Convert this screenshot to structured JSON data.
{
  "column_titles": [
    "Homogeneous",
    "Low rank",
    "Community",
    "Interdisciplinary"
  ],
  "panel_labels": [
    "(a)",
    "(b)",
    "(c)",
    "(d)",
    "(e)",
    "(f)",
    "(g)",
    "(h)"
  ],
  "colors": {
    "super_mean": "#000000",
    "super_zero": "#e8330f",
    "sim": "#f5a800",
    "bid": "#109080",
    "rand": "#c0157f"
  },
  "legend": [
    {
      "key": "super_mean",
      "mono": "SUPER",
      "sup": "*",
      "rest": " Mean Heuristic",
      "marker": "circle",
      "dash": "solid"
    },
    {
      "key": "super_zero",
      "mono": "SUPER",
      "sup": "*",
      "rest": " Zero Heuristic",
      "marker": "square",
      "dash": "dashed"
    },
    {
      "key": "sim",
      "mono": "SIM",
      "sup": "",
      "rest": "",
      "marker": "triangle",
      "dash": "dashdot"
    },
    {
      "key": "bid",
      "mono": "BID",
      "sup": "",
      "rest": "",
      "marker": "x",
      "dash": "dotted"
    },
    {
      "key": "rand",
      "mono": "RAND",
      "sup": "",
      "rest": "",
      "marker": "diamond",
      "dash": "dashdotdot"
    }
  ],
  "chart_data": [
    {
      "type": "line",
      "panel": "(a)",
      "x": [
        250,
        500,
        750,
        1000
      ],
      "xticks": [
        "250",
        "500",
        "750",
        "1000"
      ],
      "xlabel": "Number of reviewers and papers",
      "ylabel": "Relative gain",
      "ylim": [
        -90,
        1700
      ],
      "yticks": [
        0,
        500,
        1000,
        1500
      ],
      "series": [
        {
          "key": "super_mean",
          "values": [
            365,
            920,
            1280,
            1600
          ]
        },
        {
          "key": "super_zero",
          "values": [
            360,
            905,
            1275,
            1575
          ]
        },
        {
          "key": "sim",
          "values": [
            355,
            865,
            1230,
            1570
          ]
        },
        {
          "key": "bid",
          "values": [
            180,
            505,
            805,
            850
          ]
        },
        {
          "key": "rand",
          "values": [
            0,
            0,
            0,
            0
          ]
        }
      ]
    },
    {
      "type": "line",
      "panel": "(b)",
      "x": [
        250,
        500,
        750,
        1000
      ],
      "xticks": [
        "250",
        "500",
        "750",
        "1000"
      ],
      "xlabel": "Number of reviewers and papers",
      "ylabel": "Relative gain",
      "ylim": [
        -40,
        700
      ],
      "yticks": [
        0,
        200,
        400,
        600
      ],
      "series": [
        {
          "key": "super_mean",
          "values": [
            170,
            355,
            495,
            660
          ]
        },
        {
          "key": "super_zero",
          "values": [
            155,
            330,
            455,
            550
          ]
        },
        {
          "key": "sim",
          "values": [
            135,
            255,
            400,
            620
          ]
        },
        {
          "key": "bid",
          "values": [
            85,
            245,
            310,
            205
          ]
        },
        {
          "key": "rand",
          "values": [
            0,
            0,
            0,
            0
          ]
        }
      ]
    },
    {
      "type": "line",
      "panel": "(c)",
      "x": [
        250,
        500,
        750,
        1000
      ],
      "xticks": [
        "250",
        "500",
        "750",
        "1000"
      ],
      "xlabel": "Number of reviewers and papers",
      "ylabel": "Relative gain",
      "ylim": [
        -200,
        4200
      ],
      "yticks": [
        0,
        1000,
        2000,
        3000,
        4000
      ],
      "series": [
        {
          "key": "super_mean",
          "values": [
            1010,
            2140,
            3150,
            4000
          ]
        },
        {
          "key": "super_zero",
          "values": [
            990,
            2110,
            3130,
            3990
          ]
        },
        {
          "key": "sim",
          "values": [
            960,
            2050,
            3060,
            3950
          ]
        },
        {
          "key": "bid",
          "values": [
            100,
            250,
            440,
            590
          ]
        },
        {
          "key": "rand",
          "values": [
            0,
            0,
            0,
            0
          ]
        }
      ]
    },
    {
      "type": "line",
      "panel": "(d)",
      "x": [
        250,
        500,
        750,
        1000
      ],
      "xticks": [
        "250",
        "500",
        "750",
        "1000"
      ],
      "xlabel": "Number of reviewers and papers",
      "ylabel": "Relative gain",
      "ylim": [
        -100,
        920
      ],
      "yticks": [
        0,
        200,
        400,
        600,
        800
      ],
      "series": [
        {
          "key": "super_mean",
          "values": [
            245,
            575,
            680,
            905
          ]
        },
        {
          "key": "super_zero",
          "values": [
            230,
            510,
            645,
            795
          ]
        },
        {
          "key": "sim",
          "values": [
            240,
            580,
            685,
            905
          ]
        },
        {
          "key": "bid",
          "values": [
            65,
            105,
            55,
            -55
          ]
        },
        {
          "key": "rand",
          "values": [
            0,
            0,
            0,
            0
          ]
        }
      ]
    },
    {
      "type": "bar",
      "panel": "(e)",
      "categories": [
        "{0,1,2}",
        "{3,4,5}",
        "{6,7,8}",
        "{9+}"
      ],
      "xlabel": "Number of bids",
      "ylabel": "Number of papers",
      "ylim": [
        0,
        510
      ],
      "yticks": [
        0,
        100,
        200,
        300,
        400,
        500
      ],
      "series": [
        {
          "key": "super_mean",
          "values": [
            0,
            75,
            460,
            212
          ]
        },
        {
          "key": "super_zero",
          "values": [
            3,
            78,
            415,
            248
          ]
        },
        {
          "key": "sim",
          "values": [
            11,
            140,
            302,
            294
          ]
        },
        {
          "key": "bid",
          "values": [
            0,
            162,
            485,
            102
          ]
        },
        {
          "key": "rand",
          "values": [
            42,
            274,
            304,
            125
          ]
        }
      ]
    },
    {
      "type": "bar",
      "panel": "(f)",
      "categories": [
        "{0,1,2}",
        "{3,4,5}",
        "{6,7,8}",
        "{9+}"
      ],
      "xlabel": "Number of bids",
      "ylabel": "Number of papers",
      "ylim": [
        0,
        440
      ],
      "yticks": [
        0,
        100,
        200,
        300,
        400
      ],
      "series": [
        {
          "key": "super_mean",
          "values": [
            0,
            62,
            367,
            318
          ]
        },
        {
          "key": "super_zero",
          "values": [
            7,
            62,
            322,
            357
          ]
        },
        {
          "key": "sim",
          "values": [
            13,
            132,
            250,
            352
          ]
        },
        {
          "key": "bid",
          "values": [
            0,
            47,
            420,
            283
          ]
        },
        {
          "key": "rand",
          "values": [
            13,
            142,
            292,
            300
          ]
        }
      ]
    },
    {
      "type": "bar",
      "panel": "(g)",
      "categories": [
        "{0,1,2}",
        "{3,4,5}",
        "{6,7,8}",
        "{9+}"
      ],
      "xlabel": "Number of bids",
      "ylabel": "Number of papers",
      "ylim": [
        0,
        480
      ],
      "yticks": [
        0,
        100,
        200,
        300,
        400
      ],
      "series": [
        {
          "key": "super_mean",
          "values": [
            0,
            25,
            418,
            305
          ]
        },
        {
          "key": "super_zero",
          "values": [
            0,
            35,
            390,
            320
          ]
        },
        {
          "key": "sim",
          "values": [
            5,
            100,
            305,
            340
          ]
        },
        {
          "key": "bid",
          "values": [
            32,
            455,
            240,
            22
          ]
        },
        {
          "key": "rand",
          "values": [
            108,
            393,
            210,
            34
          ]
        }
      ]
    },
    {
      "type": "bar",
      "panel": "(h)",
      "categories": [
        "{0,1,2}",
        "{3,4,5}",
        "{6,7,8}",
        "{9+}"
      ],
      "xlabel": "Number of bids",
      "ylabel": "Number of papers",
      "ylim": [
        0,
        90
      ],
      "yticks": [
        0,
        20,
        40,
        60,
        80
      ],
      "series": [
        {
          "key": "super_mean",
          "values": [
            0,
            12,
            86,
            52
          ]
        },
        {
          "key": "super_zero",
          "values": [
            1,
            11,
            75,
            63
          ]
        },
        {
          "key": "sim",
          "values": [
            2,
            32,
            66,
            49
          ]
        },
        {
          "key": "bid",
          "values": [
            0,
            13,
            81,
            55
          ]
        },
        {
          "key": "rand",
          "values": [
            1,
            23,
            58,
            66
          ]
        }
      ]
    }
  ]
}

* _EXERCISE DESCRIPTION_
Every line of the records that includes the word "mono" should be gathered.

* _REPLY TO THE EXERCISE_
      "mono": "SUPER",
      "mono": "SUPER",
      "mono": "SIM",
      "mono": "BID",
      "mono": "RAND",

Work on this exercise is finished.